--- START ---

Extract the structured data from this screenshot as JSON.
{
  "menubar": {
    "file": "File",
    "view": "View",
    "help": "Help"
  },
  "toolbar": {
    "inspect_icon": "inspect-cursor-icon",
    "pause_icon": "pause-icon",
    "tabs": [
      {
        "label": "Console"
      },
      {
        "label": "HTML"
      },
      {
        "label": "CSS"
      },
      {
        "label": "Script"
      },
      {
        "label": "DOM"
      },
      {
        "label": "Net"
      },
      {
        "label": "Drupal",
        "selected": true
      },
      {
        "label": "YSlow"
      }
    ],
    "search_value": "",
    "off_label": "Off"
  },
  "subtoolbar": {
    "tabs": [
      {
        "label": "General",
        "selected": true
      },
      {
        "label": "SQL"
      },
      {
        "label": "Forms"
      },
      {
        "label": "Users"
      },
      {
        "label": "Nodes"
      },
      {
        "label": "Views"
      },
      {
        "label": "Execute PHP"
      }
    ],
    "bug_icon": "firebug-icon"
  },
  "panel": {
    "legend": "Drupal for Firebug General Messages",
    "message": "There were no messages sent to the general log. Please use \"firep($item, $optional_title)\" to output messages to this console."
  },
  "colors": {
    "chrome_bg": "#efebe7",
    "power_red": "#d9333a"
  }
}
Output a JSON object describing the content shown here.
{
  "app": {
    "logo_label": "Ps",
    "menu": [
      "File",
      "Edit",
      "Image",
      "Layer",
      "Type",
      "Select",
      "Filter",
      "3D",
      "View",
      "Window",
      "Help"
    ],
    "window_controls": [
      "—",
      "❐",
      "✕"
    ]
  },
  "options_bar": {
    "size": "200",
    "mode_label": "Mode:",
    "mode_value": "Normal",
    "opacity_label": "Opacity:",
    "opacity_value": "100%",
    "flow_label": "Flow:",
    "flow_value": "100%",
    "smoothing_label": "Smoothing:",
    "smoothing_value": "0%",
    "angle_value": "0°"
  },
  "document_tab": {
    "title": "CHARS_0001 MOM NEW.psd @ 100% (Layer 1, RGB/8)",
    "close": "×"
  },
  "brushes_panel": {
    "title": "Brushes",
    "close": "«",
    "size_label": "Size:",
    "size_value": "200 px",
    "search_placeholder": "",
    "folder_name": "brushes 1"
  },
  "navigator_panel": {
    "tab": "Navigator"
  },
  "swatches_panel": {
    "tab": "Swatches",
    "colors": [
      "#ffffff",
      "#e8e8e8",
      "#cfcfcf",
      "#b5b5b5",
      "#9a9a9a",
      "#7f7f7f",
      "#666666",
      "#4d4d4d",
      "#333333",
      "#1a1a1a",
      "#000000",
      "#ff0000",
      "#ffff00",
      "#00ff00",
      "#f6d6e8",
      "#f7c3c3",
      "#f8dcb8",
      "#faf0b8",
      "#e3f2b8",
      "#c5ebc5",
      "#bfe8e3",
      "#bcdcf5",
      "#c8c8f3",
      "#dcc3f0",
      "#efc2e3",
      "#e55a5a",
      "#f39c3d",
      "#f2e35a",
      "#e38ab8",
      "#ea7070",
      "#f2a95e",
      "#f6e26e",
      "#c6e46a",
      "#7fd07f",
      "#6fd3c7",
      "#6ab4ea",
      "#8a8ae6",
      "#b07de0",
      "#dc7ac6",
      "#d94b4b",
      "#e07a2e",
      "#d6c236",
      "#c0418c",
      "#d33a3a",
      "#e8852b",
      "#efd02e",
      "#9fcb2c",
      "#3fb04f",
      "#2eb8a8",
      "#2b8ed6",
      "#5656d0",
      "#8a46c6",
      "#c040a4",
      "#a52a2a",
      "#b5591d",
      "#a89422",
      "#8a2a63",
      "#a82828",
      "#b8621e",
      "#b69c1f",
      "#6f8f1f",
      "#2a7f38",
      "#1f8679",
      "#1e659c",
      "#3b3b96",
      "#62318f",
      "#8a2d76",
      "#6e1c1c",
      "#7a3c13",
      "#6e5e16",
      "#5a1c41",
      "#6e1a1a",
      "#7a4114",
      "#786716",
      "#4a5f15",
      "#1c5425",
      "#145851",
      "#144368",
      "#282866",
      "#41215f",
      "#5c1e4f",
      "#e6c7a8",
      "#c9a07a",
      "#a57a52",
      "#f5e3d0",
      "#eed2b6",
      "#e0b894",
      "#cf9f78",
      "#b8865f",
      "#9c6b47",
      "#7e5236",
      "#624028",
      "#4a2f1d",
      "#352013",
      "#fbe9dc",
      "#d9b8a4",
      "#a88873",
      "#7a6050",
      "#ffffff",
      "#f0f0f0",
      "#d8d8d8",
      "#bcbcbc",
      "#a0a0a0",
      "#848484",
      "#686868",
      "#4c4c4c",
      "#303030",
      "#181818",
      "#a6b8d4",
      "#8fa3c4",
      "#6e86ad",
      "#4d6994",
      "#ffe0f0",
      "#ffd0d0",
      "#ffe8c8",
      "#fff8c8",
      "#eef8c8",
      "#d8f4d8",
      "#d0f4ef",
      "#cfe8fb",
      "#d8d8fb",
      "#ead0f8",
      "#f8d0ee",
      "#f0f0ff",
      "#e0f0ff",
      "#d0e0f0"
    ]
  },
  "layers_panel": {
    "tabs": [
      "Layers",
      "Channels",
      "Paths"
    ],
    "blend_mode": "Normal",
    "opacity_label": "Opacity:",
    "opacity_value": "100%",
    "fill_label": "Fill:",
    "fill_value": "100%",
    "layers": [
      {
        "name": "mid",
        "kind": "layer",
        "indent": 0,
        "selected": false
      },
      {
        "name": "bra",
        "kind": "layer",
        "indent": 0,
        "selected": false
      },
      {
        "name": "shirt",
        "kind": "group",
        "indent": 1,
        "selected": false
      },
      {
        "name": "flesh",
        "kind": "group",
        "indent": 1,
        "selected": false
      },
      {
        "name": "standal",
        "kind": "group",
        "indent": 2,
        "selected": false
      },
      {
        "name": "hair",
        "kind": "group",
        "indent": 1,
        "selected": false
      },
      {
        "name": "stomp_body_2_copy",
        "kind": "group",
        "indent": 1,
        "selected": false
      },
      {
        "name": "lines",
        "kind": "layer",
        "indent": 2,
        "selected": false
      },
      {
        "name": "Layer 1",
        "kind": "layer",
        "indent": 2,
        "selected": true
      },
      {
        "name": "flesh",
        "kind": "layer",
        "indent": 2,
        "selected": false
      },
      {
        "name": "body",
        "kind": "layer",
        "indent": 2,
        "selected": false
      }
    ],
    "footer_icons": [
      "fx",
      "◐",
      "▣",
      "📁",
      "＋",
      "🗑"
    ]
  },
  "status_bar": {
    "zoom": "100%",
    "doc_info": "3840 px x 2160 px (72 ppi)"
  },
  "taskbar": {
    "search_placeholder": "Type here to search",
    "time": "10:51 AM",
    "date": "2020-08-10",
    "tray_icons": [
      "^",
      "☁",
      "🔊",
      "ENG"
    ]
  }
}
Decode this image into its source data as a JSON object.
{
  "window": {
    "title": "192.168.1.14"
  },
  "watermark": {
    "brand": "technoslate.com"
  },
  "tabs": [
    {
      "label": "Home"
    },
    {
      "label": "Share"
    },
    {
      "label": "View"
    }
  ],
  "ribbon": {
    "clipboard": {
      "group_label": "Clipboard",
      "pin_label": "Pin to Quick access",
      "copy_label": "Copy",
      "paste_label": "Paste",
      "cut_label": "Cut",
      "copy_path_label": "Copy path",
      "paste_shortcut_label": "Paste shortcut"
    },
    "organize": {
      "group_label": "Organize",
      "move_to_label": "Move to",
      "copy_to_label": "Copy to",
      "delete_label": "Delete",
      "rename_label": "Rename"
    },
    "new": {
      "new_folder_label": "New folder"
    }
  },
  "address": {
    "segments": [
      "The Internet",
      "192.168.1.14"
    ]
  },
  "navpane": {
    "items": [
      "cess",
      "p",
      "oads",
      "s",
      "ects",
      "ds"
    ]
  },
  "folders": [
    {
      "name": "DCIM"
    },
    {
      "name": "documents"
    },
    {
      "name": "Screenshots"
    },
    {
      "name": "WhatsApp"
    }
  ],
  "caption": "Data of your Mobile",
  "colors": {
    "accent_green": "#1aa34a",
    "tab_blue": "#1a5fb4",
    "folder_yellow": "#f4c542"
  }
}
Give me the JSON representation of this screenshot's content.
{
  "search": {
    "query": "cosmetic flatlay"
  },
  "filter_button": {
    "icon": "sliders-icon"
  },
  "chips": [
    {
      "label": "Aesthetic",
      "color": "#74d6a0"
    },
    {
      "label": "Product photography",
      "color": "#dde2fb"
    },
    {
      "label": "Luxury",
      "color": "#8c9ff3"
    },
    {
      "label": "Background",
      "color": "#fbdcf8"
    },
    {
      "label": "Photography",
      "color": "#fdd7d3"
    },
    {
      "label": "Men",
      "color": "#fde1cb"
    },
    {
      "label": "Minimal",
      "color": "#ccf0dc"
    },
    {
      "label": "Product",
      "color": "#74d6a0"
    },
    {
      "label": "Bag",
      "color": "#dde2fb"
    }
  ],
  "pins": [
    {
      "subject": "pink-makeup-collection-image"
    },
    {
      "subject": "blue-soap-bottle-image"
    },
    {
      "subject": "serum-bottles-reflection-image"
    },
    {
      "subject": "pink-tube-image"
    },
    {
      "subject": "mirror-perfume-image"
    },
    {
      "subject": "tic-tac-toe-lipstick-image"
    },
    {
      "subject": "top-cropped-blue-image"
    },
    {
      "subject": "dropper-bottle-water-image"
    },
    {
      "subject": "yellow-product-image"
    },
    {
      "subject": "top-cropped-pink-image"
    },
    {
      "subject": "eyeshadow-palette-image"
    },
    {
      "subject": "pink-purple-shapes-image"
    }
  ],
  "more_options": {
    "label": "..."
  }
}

--- END ---

▶ _Stated task_
Tell how many lines in the records above contain "JSON", giving the number and no other words.

▶ _Solution_
4